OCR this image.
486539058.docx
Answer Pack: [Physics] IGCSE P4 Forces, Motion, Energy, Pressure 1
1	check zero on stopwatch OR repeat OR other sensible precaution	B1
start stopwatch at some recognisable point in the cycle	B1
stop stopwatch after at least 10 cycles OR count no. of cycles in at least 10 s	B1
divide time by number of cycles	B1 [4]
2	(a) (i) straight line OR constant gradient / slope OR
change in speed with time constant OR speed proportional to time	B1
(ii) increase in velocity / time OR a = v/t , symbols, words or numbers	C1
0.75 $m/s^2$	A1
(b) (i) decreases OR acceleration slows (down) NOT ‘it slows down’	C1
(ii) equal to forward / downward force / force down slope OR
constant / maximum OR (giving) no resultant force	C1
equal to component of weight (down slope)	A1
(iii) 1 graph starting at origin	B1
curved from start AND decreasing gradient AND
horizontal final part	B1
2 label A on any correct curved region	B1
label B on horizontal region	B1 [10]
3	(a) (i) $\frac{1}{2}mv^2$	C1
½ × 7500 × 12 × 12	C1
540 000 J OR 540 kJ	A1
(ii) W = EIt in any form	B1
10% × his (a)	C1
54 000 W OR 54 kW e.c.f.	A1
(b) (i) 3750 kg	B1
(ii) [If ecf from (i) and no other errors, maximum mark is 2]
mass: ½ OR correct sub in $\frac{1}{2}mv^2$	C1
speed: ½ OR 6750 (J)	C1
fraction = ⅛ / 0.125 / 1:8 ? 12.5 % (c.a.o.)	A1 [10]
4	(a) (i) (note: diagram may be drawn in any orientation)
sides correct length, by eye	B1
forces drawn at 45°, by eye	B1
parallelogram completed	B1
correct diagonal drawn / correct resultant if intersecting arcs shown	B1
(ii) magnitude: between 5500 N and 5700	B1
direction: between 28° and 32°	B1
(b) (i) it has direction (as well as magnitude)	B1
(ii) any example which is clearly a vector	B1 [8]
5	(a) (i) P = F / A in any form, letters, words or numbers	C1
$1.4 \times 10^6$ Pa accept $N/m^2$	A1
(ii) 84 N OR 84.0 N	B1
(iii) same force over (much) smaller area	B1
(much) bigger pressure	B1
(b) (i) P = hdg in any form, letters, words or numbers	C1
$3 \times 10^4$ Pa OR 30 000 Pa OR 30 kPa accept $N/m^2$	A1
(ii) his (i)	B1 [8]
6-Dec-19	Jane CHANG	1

Given instruction:
Your task is to retype all the records above with nothing left out.

Expected output:
OCR this image.
486539058.docx
Answer Pack: [Physics] IGCSE P4 Forces, Motion, Energy, Pressure 1
1	check zero on stopwatch OR repeat OR other sensible precaution	B1
start stopwatch at some recognisable point in the cycle	B1
stop stopwatch after at least 10 cycles OR count no. of cycles in at least 10 s	B1
divide time by number of cycles	B1 [4]
2	(a) (i) straight line OR constant gradient / slope OR
change in speed with time constant OR speed proportional to time	B1
(ii) increase in velocity / time OR a = v/t , symbols, words or numbers	C1
0.75 $m/s^2$	A1
(b) (i) decreases OR acceleration slows (down) NOT ‘it slows down’	C1
(ii) equal to forward / downward force / force down slope OR
constant / maximum OR (giving) no resultant force	C1
equal to component of weight (down slope)	A1
(iii) 1 graph starting at origin	B1
curved from start AND decreasing gradient AND
horizontal final part	B1
2 label A on any correct curved region	B1
label B on horizontal region	B1 [10]
3	(a) (i) $\frac{1}{2}mv^2$	C1
½ × 7500 × 12 × 12	C1
540 000 J OR 540 kJ	A1
(ii) W = EIt in any form	B1
10% × his (a)	C1
54 000 W OR 54 kW e.c.f.	A1
(b) (i) 3750 kg	B1
(ii) [If ecf from (i) and no other errors, maximum mark is 2]
mass: ½ OR correct sub in $\frac{1}{2}mv^2$	C1
speed: ½ OR 6750 (J)	C1
fraction = ⅛ / 0.125 / 1:8 ? 12.5 % (c.a.o.)	A1 [10]
4	(a) (i) (note: diagram may be drawn in any orientation)
sides correct length, by eye	B1
forces drawn at 45°, by eye	B1
parallelogram completed	B1
correct diagonal drawn / correct resultant if intersecting arcs shown	B1
(ii) magnitude: between 5500 N and 5700	B1
direction: between 28° and 32°	B1
(b) (i) it has direction (as well as magnitude)	B1
(ii) any example which is clearly a vector	B1 [8]
5	(a) (i) P = F / A in any form, letters, words or numbers	C1
$1.4 \times 10^6$ Pa accept $N/m^2$	A1
(ii) 84 N OR 84.0 N	B1
(iii) same force over (much) smaller area	B1
(much) bigger pressure	B1
(b) (i) P = hdg in any form, letters, words or numbers	C1
$3 \times 10^4$ Pa OR 30 000 Pa OR 30 kPa accept $N/m^2$	A1
(ii) his (i)	B1 [8]
6-Dec-19	Jane CHANG	1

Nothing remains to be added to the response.